## Provided records
==========

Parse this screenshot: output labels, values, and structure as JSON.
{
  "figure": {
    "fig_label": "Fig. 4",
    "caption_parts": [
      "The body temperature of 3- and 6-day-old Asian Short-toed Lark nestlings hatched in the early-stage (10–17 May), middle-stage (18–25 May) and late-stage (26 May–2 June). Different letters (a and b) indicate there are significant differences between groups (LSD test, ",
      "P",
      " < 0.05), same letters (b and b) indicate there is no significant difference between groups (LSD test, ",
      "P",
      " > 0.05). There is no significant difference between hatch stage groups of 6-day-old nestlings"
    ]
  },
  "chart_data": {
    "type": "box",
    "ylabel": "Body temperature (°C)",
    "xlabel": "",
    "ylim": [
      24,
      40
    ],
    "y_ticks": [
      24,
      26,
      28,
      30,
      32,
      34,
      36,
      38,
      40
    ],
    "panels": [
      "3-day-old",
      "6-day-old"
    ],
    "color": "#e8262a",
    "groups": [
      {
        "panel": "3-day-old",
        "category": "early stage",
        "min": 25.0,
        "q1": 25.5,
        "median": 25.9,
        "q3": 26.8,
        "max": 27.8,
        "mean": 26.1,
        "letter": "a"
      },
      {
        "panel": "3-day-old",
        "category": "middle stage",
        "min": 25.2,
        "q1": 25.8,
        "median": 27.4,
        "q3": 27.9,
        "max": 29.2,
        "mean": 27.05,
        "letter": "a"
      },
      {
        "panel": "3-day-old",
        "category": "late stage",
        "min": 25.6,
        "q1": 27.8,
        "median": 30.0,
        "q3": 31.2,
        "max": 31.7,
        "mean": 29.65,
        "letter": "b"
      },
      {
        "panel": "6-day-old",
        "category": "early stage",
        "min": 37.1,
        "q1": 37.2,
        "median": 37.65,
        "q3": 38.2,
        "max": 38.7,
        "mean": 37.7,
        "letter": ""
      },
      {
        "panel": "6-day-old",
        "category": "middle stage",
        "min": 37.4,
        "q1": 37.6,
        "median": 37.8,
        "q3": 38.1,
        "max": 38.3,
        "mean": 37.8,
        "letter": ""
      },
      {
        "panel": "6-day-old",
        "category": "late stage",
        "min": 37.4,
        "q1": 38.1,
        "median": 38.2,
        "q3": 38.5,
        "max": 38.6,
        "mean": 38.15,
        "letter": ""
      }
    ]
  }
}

==========

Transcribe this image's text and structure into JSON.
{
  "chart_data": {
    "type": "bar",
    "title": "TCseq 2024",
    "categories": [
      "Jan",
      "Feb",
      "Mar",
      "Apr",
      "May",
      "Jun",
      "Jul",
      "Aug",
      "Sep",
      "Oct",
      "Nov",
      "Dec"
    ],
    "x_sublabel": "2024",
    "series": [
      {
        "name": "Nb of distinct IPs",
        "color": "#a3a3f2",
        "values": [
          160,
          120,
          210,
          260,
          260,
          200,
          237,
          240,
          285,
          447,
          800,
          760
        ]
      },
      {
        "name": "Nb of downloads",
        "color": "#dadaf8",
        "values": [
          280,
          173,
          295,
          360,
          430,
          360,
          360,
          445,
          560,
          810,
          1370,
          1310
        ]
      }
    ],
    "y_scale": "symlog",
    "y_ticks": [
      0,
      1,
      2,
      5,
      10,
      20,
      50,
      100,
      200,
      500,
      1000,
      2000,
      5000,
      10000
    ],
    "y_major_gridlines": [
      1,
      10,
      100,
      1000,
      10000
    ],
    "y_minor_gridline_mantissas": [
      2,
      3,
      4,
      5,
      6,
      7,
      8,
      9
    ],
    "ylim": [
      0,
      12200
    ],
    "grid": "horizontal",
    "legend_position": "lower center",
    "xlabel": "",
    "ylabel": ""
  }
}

==========

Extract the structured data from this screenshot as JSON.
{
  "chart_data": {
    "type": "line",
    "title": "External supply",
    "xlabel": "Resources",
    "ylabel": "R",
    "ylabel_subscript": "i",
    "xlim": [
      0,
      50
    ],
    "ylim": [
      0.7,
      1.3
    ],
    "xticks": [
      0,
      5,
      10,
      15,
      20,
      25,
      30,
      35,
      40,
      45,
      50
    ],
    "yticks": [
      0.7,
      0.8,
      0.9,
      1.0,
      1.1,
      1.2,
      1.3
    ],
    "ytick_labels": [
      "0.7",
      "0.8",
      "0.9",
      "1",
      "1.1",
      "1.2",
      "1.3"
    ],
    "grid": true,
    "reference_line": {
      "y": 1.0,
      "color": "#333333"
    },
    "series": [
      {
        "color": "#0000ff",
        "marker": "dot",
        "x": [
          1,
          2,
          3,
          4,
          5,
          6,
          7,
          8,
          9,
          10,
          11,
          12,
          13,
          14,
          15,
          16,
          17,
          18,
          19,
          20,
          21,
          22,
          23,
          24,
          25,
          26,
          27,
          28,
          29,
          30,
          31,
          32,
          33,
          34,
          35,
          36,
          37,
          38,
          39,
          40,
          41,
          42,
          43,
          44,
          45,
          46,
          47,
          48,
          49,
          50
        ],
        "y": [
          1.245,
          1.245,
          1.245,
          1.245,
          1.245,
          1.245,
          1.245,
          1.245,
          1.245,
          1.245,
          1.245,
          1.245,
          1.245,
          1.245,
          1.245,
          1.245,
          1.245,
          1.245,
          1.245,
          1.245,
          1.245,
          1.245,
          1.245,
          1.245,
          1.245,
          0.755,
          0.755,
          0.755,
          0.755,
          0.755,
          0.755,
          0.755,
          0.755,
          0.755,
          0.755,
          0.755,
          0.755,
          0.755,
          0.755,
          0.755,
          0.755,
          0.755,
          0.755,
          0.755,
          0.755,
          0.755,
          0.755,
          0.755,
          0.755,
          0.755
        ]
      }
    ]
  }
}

==========

## Written exercise
Scan the material above. Copy each line that holds the word "significant".

## Answer in full
      "The body temperature of 3- and 6-day-old Asian Short-toed Lark nestlings hatched in the early-stage (10–17 May), middle-stage (18–25 May) and late-stage (26 May–2 June). Different letters (a and b) indicate there are significant differences between groups (LSD test, ",
      " < 0.05), same letters (b and b) indicate there is no significant difference between groups (LSD test, ",
      " > 0.05). There is no significant difference between hatch stage groups of 6-day-old nestlings"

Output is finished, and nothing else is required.